Given request: Read through the data and report every line in which the word "ταινίας" occurs.

Raw records
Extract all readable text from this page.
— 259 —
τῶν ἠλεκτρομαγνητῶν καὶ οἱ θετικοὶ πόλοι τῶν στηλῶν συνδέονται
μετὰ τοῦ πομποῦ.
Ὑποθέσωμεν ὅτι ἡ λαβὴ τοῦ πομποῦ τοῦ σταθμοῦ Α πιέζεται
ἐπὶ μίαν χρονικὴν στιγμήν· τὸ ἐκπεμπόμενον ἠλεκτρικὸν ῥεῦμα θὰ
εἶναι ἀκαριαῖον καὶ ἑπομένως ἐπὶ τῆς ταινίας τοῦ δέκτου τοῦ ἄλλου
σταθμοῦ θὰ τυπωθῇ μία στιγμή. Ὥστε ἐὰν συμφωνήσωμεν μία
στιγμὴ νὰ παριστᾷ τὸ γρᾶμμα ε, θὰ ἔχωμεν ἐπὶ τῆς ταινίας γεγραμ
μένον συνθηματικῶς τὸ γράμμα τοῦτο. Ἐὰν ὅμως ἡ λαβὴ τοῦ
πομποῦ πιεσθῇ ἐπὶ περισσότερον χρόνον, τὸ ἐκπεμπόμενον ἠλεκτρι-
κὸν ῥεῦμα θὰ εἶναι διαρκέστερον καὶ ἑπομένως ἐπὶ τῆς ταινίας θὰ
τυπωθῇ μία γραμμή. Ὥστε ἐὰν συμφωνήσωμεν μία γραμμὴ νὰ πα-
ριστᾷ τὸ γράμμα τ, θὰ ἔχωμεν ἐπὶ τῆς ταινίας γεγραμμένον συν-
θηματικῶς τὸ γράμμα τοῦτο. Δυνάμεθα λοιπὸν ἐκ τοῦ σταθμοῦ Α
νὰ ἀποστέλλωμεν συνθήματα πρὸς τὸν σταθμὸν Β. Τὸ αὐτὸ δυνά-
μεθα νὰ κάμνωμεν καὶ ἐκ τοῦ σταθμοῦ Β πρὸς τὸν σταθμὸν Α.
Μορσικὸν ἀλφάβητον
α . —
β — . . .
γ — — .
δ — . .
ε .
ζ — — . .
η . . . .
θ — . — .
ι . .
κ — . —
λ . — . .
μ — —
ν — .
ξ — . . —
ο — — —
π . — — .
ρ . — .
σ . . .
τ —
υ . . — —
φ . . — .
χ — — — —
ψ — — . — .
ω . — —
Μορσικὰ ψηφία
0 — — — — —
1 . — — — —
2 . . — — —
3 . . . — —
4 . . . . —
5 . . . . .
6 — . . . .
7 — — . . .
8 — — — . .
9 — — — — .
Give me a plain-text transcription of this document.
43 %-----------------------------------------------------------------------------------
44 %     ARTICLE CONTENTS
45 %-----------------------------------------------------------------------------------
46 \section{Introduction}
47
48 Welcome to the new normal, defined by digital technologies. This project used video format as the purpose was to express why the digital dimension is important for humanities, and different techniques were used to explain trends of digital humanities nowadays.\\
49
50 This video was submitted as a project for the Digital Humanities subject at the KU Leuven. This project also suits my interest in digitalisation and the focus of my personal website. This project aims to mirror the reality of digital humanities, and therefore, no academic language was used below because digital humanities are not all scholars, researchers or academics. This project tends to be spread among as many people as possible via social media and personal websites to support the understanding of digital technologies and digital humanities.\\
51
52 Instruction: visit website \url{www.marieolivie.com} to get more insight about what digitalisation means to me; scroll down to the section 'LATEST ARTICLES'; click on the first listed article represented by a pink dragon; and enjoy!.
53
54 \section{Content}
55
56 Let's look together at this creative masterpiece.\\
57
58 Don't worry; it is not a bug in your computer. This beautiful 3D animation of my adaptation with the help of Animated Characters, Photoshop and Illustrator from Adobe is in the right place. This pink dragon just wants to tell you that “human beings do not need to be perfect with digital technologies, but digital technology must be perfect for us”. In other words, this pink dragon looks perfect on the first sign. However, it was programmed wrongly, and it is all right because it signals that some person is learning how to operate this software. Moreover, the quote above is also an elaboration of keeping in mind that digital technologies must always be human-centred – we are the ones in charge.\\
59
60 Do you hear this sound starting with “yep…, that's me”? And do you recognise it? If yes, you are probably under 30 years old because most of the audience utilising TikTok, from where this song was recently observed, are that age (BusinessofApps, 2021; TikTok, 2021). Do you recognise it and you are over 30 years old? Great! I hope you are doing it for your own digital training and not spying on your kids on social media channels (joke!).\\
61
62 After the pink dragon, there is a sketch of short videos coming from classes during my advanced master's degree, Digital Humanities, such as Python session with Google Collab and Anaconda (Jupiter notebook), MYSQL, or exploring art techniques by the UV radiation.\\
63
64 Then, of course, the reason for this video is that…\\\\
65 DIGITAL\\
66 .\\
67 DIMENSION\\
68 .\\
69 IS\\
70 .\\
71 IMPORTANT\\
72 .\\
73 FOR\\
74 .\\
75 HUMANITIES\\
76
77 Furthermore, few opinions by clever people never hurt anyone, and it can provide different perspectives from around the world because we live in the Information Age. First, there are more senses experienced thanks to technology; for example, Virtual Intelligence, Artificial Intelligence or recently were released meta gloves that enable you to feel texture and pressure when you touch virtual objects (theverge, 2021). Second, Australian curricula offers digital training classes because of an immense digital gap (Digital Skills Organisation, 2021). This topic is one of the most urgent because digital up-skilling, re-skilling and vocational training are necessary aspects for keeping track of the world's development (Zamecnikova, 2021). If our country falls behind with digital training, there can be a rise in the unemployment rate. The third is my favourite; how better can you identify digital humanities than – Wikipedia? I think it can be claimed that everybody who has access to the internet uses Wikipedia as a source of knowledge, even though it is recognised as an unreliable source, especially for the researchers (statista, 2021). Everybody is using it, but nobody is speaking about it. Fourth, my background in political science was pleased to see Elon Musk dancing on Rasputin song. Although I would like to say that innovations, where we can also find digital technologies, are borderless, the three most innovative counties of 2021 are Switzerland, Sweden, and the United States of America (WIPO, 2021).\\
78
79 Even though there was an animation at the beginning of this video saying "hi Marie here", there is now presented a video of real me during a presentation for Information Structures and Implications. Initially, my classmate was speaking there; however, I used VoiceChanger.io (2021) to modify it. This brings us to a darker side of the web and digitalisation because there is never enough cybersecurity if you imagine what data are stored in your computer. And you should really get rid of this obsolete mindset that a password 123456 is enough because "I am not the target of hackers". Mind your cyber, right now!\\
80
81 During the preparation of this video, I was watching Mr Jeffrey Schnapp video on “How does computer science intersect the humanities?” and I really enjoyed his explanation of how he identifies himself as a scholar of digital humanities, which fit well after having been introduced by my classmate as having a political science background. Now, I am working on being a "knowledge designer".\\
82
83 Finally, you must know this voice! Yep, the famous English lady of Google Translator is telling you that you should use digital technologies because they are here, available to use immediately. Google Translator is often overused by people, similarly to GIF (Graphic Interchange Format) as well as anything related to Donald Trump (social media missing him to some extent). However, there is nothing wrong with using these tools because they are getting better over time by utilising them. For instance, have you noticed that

Finished answer:
εἶναι ἀκαριαῖον καὶ ἑπομένως ἐπὶ τῆς ταινίας τοῦ δέκτου τοῦ ἄλλου
στιγμὴ νὰ παριστᾷ τὸ γρᾶμμα ε, θὰ ἔχωμεν ἐπὶ τῆς ταινίας γεγραμ
κὸν ῥεῦμα θὰ εἶναι διαρκέστερον καὶ ἑπομένως ἐπὶ τῆς ταινίας θὰ
ριστᾷ τὸ γράμμα τ, θὰ ἔχωμεν ἐπὶ τῆς ταινίας γεγραμμένον συν-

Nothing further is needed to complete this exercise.